What is required
Extract the lines that hold the string "pass".

+--

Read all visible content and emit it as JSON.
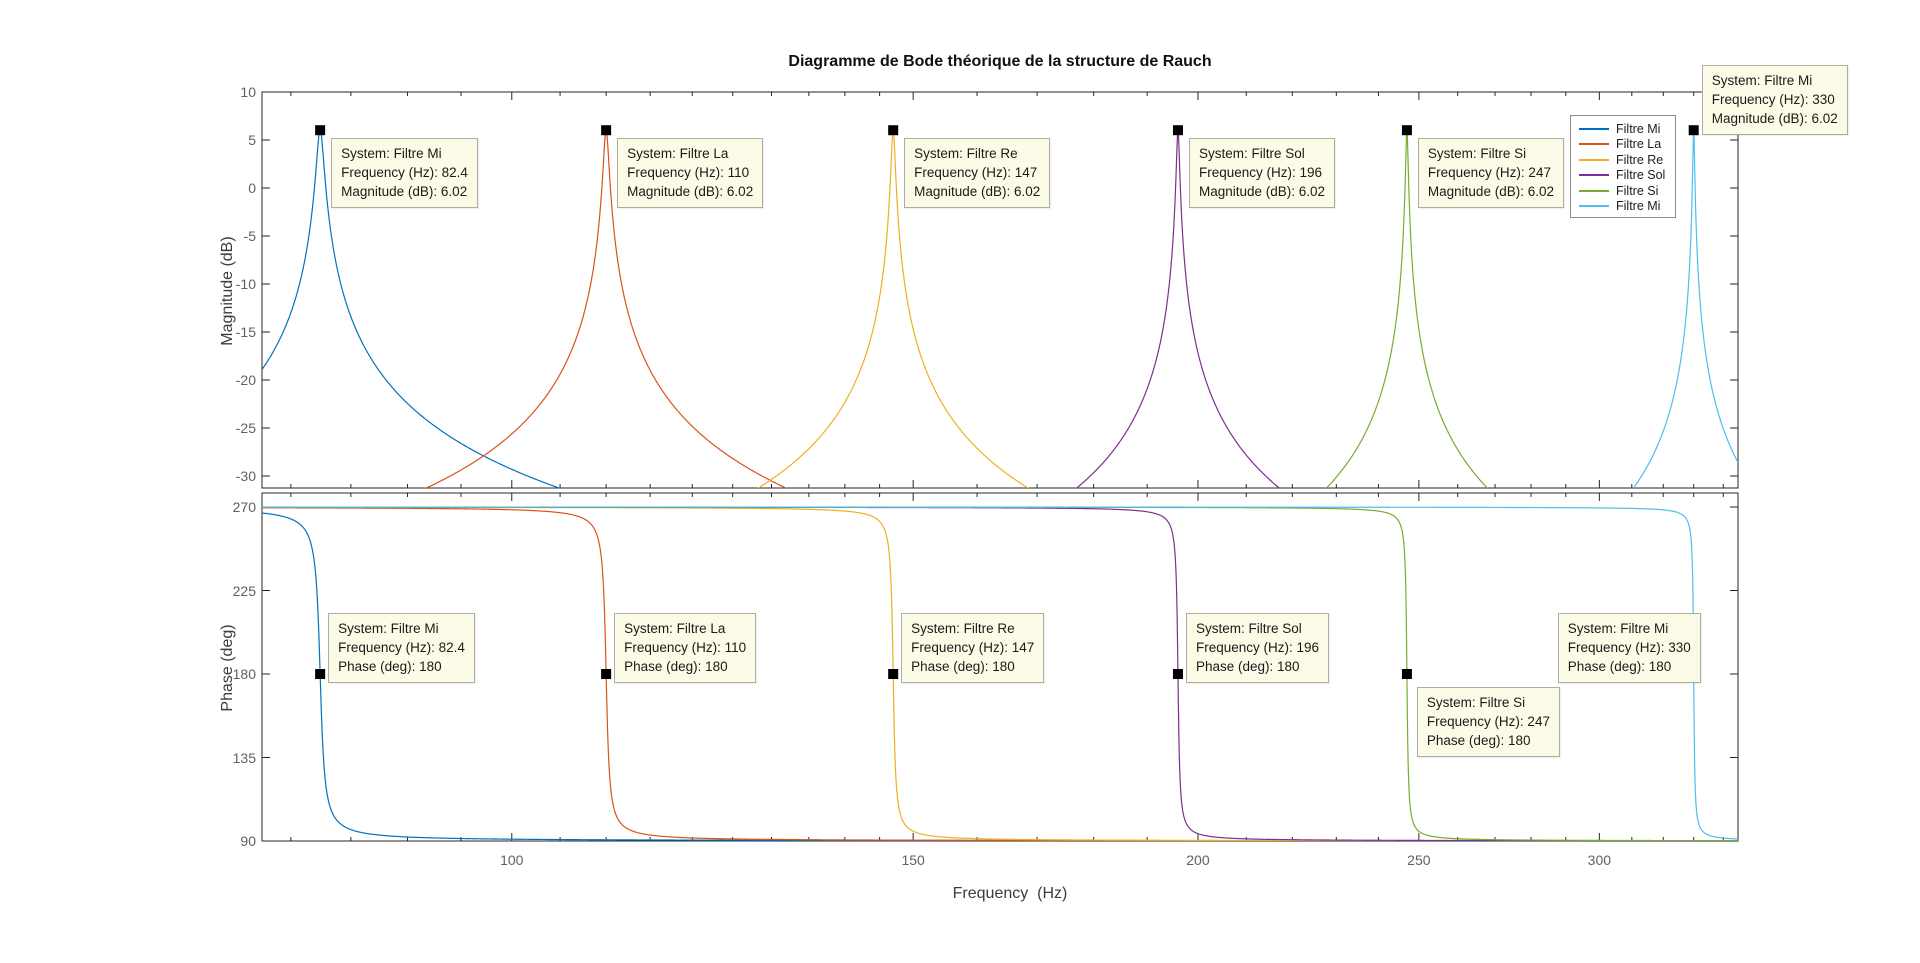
{
  "figure": {
    "title": "Diagramme de Bode théorique de la structure de Rauch",
    "background_color": "#ffffff",
    "axes_border_color": "#262626"
  },
  "axes": {
    "x": {
      "label": "Frequency  (Hz)",
      "scale": "log",
      "min": 77.7,
      "max": 345.1,
      "major_ticks": [
        100,
        150,
        200,
        250,
        300
      ],
      "minor_ticks": [
        80,
        85,
        90,
        95,
        105,
        110,
        115,
        120,
        125,
        130,
        135,
        140,
        145,
        160,
        170,
        180,
        190,
        210,
        220,
        230,
        240,
        260,
        270,
        280,
        290,
        310,
        320,
        330,
        340
      ]
    },
    "magnitude": {
      "label": "Magnitude (dB)",
      "min": -31.25,
      "max": 10,
      "ticks": [
        10,
        5,
        0,
        -5,
        -10,
        -15,
        -20,
        -25,
        -30
      ]
    },
    "phase": {
      "label": "Phase (deg)",
      "min": 90,
      "max": 277.5,
      "ticks": [
        270,
        225,
        180,
        135,
        90
      ]
    }
  },
  "chart_data": [
    {
      "type": "line",
      "subplot": "magnitude",
      "title": "Diagramme de Bode théorique de la structure de Rauch",
      "xlabel": "Frequency  (Hz)",
      "ylabel": "Magnitude (dB)",
      "x_scale": "log",
      "xlim": [
        77.7,
        345.1
      ],
      "ylim": [
        -31.25,
        10
      ],
      "grid": false,
      "legend_position": "upper-right-inside",
      "model": "second-order band-pass (Rauch / MFB), peak gain 6.02 dB (x2), constant bandwidth",
      "bandwidth_hz": 0.55,
      "series": [
        {
          "name": "Filtre Mi",
          "color": "#0072BD",
          "center_frequency_hz": 82.4,
          "peak_magnitude_db": 6.02
        },
        {
          "name": "Filtre La",
          "color": "#D95319",
          "center_frequency_hz": 110,
          "peak_magnitude_db": 6.02
        },
        {
          "name": "Filtre Re",
          "color": "#EDB120",
          "center_frequency_hz": 147,
          "peak_magnitude_db": 6.02
        },
        {
          "name": "Filtre Sol",
          "color": "#7E2F8E",
          "center_frequency_hz": 196,
          "peak_magnitude_db": 6.02
        },
        {
          "name": "Filtre Si",
          "color": "#77AC30",
          "center_frequency_hz": 247,
          "peak_magnitude_db": 6.02
        },
        {
          "name": "Filtre Mi",
          "color": "#4DBEEE",
          "center_frequency_hz": 330,
          "peak_magnitude_db": 6.02
        }
      ]
    },
    {
      "type": "line",
      "subplot": "phase",
      "xlabel": "Frequency  (Hz)",
      "ylabel": "Phase (deg)",
      "x_scale": "log",
      "xlim": [
        77.7,
        345.1
      ],
      "ylim": [
        90,
        277.5
      ],
      "grid": false,
      "model": "phase of inverting band-pass: 270 deg at low f, 180 deg at f0, 90 deg at high f",
      "bandwidth_hz": 0.55,
      "series": [
        {
          "name": "Filtre Mi",
          "color": "#0072BD",
          "center_frequency_hz": 82.4,
          "phase_at_center_deg": 180
        },
        {
          "name": "Filtre La",
          "color": "#D95319",
          "center_frequency_hz": 110,
          "phase_at_center_deg": 180
        },
        {
          "name": "Filtre Re",
          "color": "#EDB120",
          "center_frequency_hz": 147,
          "phase_at_center_deg": 180
        },
        {
          "name": "Filtre Sol",
          "color": "#7E2F8E",
          "center_frequency_hz": 196,
          "phase_at_center_deg": 180
        },
        {
          "name": "Filtre Si",
          "color": "#77AC30",
          "center_frequency_hz": 247,
          "phase_at_center_deg": 180
        },
        {
          "name": "Filtre Mi",
          "color": "#4DBEEE",
          "center_frequency_hz": 330,
          "phase_at_center_deg": 180
        }
      ]
    }
  ],
  "legend": {
    "items": [
      {
        "label": "Filtre Mi",
        "color": "#0072BD"
      },
      {
        "label": "Filtre La",
        "color": "#D95319"
      },
      {
        "label": "Filtre Re",
        "color": "#EDB120"
      },
      {
        "label": "Filtre Sol",
        "color": "#7E2F8E"
      },
      {
        "label": "Filtre Si",
        "color": "#77AC30"
      },
      {
        "label": "Filtre Mi",
        "color": "#4DBEEE"
      }
    ]
  },
  "datatips": {
    "magnitude": [
      {
        "anchor_frequency_hz": 82.4,
        "placement": "se",
        "lines": [
          "System: Filtre Mi",
          "Frequency (Hz): 82.4",
          "Magnitude (dB): 6.02"
        ]
      },
      {
        "anchor_frequency_hz": 110,
        "placement": "se",
        "lines": [
          "System: Filtre La",
          "Frequency (Hz): 110",
          "Magnitude (dB): 6.02"
        ]
      },
      {
        "anchor_frequency_hz": 147,
        "placement": "se",
        "lines": [
          "System: Filtre Re",
          "Frequency (Hz): 147",
          "Magnitude (dB): 6.02"
        ]
      },
      {
        "anchor_frequency_hz": 196,
        "placement": "se",
        "lines": [
          "System: Filtre Sol",
          "Frequency (Hz): 196",
          "Magnitude (dB): 6.02"
        ]
      },
      {
        "anchor_frequency_hz": 247,
        "placement": "se",
        "lines": [
          "System: Filtre Si",
          "Frequency (Hz): 247",
          "Magnitude (dB): 6.02"
        ]
      },
      {
        "anchor_frequency_hz": 330,
        "placement": "ne",
        "lines": [
          "System: Filtre Mi",
          "Frequency (Hz): 330",
          "Magnitude (dB): 6.02"
        ]
      }
    ],
    "phase": [
      {
        "anchor_frequency_hz": 82.4,
        "placement": "ne",
        "lines": [
          "System: Filtre Mi",
          "Frequency (Hz): 82.4",
          "Phase (deg): 180"
        ]
      },
      {
        "anchor_frequency_hz": 110,
        "placement": "ne",
        "lines": [
          "System: Filtre La",
          "Frequency (Hz): 110",
          "Phase (deg): 180"
        ]
      },
      {
        "anchor_frequency_hz": 147,
        "placement": "ne",
        "lines": [
          "System: Filtre Re",
          "Frequency (Hz): 147",
          "Phase (deg): 180"
        ]
      },
      {
        "anchor_frequency_hz": 196,
        "placement": "ne",
        "lines": [
          "System: Filtre Sol",
          "Frequency (Hz): 196",
          "Phase (deg): 180"
        ]
      },
      {
        "anchor_frequency_hz": 247,
        "placement": "se",
        "lines": [
          "System: Filtre Si",
          "Frequency (Hz): 247",
          "Phase (deg): 180"
        ]
      },
      {
        "anchor_frequency_hz": 330,
        "placement": "nw",
        "lines": [
          "System: Filtre Mi",
          "Frequency (Hz): 330",
          "Phase (deg): 180"
        ]
      }
    ]
  }
}
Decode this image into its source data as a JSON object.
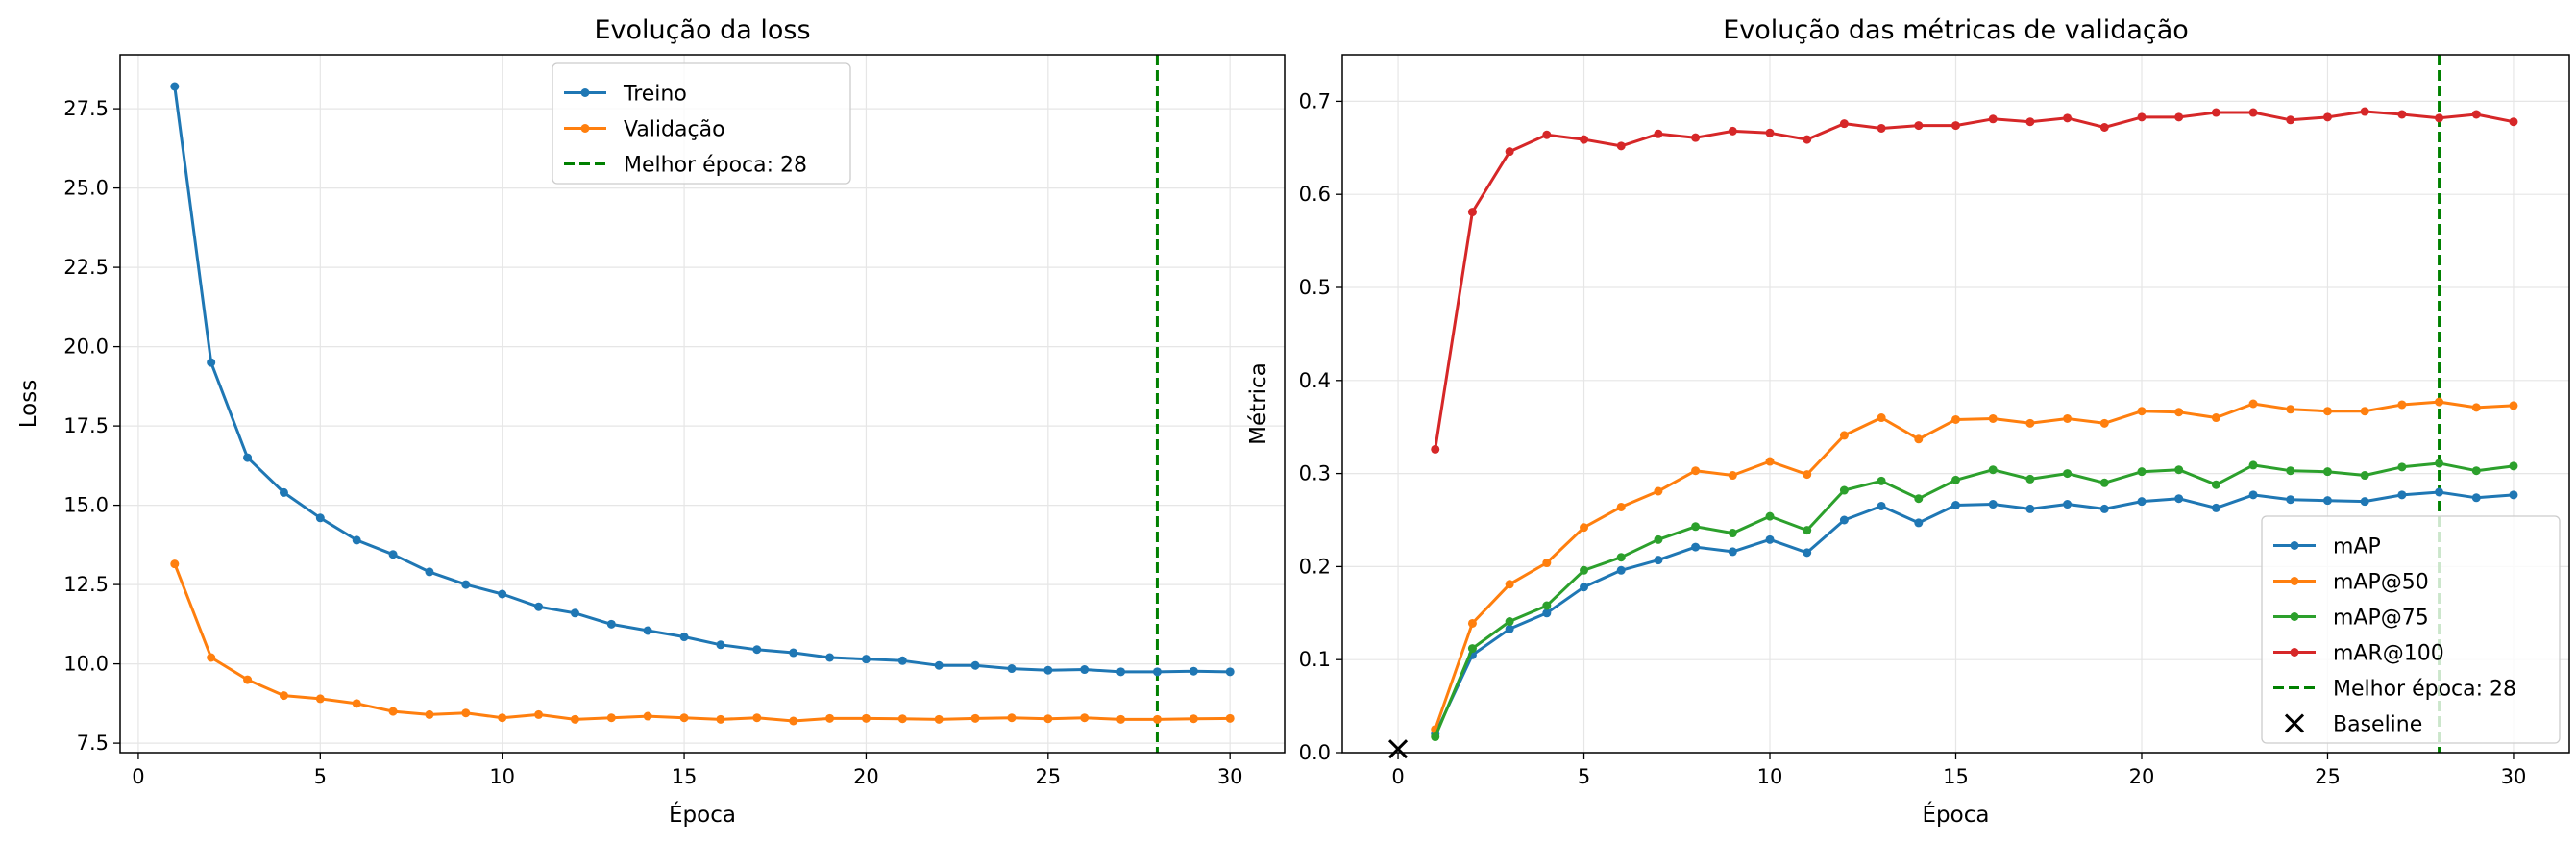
{
  "chart_data": [
    {
      "type": "line",
      "title": "Evolução da loss",
      "xlabel": "Época",
      "ylabel": "Loss",
      "xlim": [
        -0.5,
        31.5
      ],
      "ylim": [
        7.2,
        29.2
      ],
      "xticks": [
        0,
        5,
        10,
        15,
        20,
        25,
        30
      ],
      "yticks": [
        7.5,
        10.0,
        12.5,
        15.0,
        17.5,
        20.0,
        22.5,
        25.0,
        27.5
      ],
      "grid": true,
      "legend_position": "top-center",
      "x": [
        1,
        2,
        3,
        4,
        5,
        6,
        7,
        8,
        9,
        10,
        11,
        12,
        13,
        14,
        15,
        16,
        17,
        18,
        19,
        20,
        21,
        22,
        23,
        24,
        25,
        26,
        27,
        28,
        29,
        30
      ],
      "series": [
        {
          "name": "Treino",
          "color": "#1f77b4",
          "values": [
            28.2,
            19.5,
            16.5,
            15.4,
            14.6,
            13.9,
            13.45,
            12.9,
            12.5,
            12.2,
            11.8,
            11.6,
            11.25,
            11.05,
            10.85,
            10.6,
            10.45,
            10.35,
            10.2,
            10.15,
            10.1,
            9.95,
            9.95,
            9.85,
            9.8,
            9.82,
            9.75,
            9.75,
            9.77,
            9.75
          ]
        },
        {
          "name": "Validação",
          "color": "#ff7f0e",
          "values": [
            13.15,
            10.2,
            9.5,
            9.0,
            8.9,
            8.75,
            8.5,
            8.4,
            8.45,
            8.3,
            8.4,
            8.25,
            8.3,
            8.35,
            8.3,
            8.25,
            8.3,
            8.2,
            8.28,
            8.28,
            8.27,
            8.25,
            8.28,
            8.3,
            8.27,
            8.3,
            8.25,
            8.25,
            8.27,
            8.28
          ]
        }
      ],
      "vline": {
        "x": 28,
        "label": "Melhor época: 28",
        "color": "#008000"
      }
    },
    {
      "type": "line",
      "title": "Evolução das métricas de validação",
      "xlabel": "Época",
      "ylabel": "Métrica",
      "xlim": [
        -1.5,
        31.5
      ],
      "ylim": [
        0.0,
        0.75
      ],
      "xticks": [
        0,
        5,
        10,
        15,
        20,
        25,
        30
      ],
      "yticks": [
        0.0,
        0.1,
        0.2,
        0.3,
        0.4,
        0.5,
        0.6,
        0.7
      ],
      "grid": true,
      "legend_position": "lower-right",
      "x": [
        1,
        2,
        3,
        4,
        5,
        6,
        7,
        8,
        9,
        10,
        11,
        12,
        13,
        14,
        15,
        16,
        17,
        18,
        19,
        20,
        21,
        22,
        23,
        24,
        25,
        26,
        27,
        28,
        29,
        30
      ],
      "series": [
        {
          "name": "mAP",
          "color": "#1f77b4",
          "values": [
            0.02,
            0.105,
            0.133,
            0.15,
            0.178,
            0.196,
            0.207,
            0.221,
            0.216,
            0.229,
            0.215,
            0.25,
            0.265,
            0.247,
            0.266,
            0.267,
            0.262,
            0.267,
            0.262,
            0.27,
            0.273,
            0.263,
            0.277,
            0.272,
            0.271,
            0.27,
            0.277,
            0.28,
            0.274,
            0.277
          ]
        },
        {
          "name": "mAP@50",
          "color": "#ff7f0e",
          "values": [
            0.025,
            0.139,
            0.181,
            0.204,
            0.242,
            0.264,
            0.281,
            0.303,
            0.298,
            0.313,
            0.299,
            0.341,
            0.36,
            0.337,
            0.358,
            0.359,
            0.354,
            0.359,
            0.354,
            0.367,
            0.366,
            0.36,
            0.375,
            0.369,
            0.367,
            0.367,
            0.374,
            0.377,
            0.371,
            0.373
          ]
        },
        {
          "name": "mAP@75",
          "color": "#2ca02c",
          "values": [
            0.017,
            0.112,
            0.141,
            0.158,
            0.196,
            0.21,
            0.229,
            0.243,
            0.236,
            0.254,
            0.239,
            0.282,
            0.292,
            0.273,
            0.293,
            0.304,
            0.294,
            0.3,
            0.29,
            0.302,
            0.304,
            0.288,
            0.309,
            0.303,
            0.302,
            0.298,
            0.307,
            0.311,
            0.303,
            0.308
          ]
        },
        {
          "name": "mAR@100",
          "color": "#d62728",
          "values": [
            0.326,
            0.581,
            0.646,
            0.664,
            0.659,
            0.652,
            0.665,
            0.661,
            0.668,
            0.666,
            0.659,
            0.676,
            0.671,
            0.674,
            0.674,
            0.681,
            0.678,
            0.682,
            0.672,
            0.683,
            0.683,
            0.688,
            0.688,
            0.68,
            0.683,
            0.689,
            0.686,
            0.682,
            0.686,
            0.678
          ]
        }
      ],
      "vline": {
        "x": 28,
        "label": "Melhor época: 28",
        "color": "#008000"
      },
      "baseline": {
        "name": "Baseline",
        "x": 0,
        "y": 0.004
      }
    }
  ]
}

+--

Output of the exercise
      "model": "second-order band-pass (Rauch / MFB), peak gain 6.02 dB (x2), constant bandwidth",
      "model": "phase of inverting band-pass: 270 deg at low f, 180 deg at f0, 90 deg at high f",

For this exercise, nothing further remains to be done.